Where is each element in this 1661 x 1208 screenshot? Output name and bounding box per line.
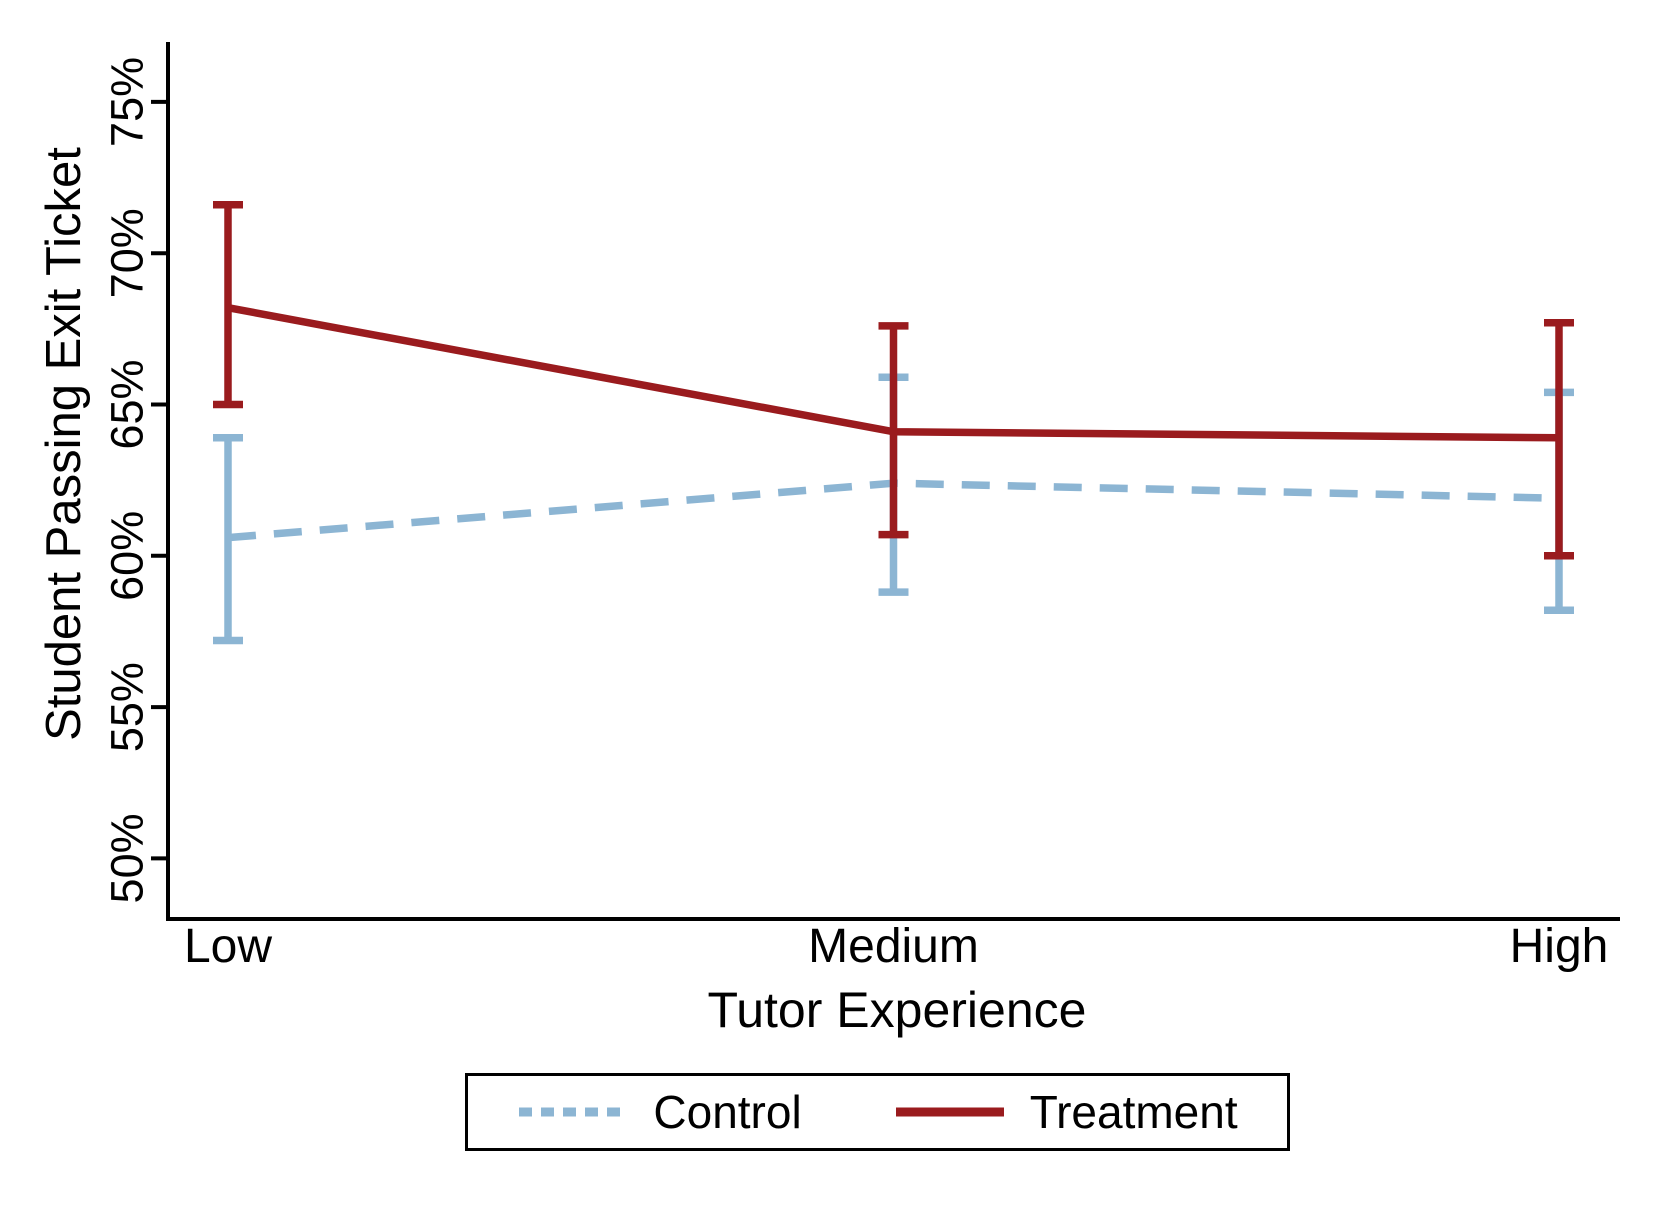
y-tick-label: 50%	[102, 813, 153, 903]
y-axis-title: Student Passing Exit Ticket	[37, 147, 91, 741]
y-tick-label: 55%	[102, 662, 153, 752]
x-category-label: Medium	[808, 920, 979, 973]
y-tick-label: 60%	[102, 511, 153, 601]
legend-sample-control	[519, 1107, 628, 1117]
legend-entry-treatment: Treatment	[894, 1085, 1238, 1139]
y-tick-label: 65%	[102, 359, 153, 449]
x-axis-title: Tutor Experience	[707, 982, 1087, 1038]
legend: Control Treatment	[465, 1073, 1290, 1151]
legend-label-treatment: Treatment	[1029, 1086, 1238, 1138]
legend-label-control: Control	[653, 1086, 802, 1138]
legend-sample-treatment	[895, 1107, 1004, 1117]
y-tick-label: 75%	[102, 57, 153, 147]
y-tick-label: 70%	[102, 208, 153, 298]
x-category-label: High	[1510, 920, 1609, 973]
legend-entry-control: Control	[517, 1085, 802, 1139]
x-category-label: Low	[184, 920, 272, 973]
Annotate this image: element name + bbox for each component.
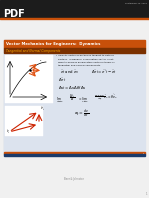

○ ○ ○ ○ ○

▶ **YOUR OBJECTIVE**
Could you give every line of the listing above as a numbered list, leaving out blank lines and the pictures?

▶ **SOLUTION FOR THIS EXERCISE**
1. Where is each element in this 1661 x 1208 screenshot? Output name and bounding box per line.
2. y-tick-label: 50%	[102, 813, 153, 903]
3. y-axis-title: Student Passing Exit Ticket	[37, 147, 91, 741]
4. y-tick-label: 55%	[102, 662, 153, 752]
5. x-category-label: Medium	[808, 920, 979, 973]
6. y-tick-label: 60%	[102, 511, 153, 601]
7. legend-sample-control	[519, 1107, 628, 1117]
8. legend-entry-treatment: Treatment	[894, 1085, 1238, 1139]
9. y-tick-label: 65%	[102, 359, 153, 449]
10. x-axis-title: Tutor Experience	[707, 982, 1087, 1038]
11. legend: Control Treatment	[465, 1073, 1290, 1151]
12. legend-label-treatment: Treatment	[1029, 1086, 1238, 1138]
13. legend-label-control: Control	[653, 1086, 802, 1138]
14. legend-sample-treatment	[895, 1107, 1004, 1117]
15. y-tick-label: 75%	[102, 57, 153, 147]
16. y-tick-label: 70%	[102, 208, 153, 298]
17. x-category-label: High	[1510, 920, 1609, 973]
18. legend-entry-control: Control	[517, 1085, 802, 1139]
19. x-category-label: Low	[184, 920, 272, 973]
20. Annotate this image: element name + bbox for each component.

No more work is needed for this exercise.